Stated task: Identify every line in the records below that contains the word "alfonmga", and copy each of those lines.

— start of Supplied data —

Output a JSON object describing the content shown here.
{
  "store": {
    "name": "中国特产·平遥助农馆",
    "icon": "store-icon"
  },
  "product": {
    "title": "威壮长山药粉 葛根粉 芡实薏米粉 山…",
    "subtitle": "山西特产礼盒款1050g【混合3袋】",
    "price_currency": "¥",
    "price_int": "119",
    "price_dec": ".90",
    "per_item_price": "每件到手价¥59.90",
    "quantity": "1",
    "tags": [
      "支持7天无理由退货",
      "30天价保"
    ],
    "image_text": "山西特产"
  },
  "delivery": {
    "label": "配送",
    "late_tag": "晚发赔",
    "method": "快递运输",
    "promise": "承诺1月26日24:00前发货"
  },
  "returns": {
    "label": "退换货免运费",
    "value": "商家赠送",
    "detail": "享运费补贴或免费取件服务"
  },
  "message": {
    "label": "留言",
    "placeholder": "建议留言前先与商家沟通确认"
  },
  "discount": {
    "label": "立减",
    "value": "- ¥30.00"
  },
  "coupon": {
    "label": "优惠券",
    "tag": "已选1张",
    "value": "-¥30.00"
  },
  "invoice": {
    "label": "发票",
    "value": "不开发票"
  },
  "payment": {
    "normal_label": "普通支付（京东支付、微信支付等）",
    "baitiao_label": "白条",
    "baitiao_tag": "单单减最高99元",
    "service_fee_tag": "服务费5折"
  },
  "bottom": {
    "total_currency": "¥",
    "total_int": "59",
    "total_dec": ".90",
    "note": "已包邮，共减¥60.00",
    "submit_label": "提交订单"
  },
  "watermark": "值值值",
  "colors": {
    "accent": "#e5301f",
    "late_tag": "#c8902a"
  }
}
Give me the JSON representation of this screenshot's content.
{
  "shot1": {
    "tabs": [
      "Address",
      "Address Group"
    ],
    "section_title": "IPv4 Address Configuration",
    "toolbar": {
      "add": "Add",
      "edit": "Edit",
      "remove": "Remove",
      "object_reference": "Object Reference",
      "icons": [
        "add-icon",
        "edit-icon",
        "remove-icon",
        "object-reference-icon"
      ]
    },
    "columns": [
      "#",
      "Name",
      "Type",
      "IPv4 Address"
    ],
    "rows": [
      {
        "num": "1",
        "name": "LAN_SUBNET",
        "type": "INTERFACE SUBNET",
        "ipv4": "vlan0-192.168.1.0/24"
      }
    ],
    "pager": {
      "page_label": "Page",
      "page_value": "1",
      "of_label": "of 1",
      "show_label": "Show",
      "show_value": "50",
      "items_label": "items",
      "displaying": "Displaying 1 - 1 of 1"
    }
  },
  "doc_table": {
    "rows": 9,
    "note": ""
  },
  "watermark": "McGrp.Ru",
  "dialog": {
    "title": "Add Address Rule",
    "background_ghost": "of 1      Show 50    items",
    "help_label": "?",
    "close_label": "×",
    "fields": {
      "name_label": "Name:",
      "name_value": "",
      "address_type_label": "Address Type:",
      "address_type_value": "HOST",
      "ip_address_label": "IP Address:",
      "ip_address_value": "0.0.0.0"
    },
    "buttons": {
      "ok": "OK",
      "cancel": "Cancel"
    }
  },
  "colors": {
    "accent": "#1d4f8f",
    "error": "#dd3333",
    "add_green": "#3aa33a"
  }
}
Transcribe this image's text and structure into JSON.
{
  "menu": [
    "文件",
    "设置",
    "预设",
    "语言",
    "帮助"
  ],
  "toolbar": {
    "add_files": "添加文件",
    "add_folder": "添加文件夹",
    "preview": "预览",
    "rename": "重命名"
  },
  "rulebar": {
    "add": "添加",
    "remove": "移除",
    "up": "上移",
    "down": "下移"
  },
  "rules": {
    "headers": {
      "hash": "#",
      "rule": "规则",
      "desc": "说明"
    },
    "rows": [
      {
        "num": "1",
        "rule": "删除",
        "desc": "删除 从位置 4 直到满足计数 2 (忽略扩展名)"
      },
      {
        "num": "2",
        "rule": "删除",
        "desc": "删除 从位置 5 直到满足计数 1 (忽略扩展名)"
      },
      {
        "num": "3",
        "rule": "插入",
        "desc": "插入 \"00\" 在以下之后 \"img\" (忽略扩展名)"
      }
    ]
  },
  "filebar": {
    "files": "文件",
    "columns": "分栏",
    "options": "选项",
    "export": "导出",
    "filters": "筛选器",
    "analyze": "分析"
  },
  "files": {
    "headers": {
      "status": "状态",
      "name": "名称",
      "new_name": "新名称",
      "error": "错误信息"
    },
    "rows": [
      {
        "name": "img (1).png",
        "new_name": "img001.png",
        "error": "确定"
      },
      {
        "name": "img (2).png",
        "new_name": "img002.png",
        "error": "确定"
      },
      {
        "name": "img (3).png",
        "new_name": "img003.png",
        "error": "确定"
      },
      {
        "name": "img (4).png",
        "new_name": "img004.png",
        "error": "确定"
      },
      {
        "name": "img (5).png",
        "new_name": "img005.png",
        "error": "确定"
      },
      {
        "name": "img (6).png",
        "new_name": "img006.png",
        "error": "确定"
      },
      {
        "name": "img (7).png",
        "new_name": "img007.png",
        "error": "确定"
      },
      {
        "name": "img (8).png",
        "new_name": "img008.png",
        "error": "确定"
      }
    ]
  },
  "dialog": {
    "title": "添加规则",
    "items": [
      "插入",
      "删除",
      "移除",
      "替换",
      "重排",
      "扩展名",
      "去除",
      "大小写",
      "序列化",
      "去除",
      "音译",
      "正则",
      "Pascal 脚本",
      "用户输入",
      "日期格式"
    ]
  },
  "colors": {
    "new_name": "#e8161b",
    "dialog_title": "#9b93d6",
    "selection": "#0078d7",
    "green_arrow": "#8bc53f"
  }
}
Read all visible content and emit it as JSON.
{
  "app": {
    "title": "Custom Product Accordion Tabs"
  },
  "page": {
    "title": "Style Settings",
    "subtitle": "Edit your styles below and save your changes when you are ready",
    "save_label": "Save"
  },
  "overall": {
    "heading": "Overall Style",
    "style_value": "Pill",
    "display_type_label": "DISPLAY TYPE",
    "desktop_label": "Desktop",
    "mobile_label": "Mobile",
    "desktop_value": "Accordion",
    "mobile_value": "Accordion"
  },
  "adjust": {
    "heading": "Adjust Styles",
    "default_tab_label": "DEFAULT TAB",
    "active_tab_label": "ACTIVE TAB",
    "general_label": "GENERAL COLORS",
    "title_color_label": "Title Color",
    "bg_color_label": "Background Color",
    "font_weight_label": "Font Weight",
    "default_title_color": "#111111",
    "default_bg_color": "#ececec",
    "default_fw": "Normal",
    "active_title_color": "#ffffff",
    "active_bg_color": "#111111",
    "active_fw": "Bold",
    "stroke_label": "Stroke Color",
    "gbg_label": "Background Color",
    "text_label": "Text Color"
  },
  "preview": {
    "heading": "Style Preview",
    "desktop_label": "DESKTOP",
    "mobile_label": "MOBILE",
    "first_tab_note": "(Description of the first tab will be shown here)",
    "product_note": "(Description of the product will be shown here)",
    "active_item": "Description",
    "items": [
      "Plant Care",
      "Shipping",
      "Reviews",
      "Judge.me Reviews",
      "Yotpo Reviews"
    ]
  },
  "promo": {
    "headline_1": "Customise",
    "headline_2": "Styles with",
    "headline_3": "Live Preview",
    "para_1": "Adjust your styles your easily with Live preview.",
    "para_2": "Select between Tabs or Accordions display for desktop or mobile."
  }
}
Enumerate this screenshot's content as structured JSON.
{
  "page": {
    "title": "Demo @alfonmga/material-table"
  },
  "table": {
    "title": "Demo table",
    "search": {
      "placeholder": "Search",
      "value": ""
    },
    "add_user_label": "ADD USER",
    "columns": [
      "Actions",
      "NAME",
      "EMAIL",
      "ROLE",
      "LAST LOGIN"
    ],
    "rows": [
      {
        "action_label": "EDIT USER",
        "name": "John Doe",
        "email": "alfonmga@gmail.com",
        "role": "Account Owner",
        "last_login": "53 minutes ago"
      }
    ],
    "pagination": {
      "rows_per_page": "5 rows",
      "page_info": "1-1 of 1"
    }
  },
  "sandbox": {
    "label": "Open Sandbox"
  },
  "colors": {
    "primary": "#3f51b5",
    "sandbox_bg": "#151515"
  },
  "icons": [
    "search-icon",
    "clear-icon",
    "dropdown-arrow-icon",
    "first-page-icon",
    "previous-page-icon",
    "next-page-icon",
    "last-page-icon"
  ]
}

— end of Supplied data —

Reply:
    "title": "Demo @alfonmga/material-table"
        "email": "alfonmga@gmail.com",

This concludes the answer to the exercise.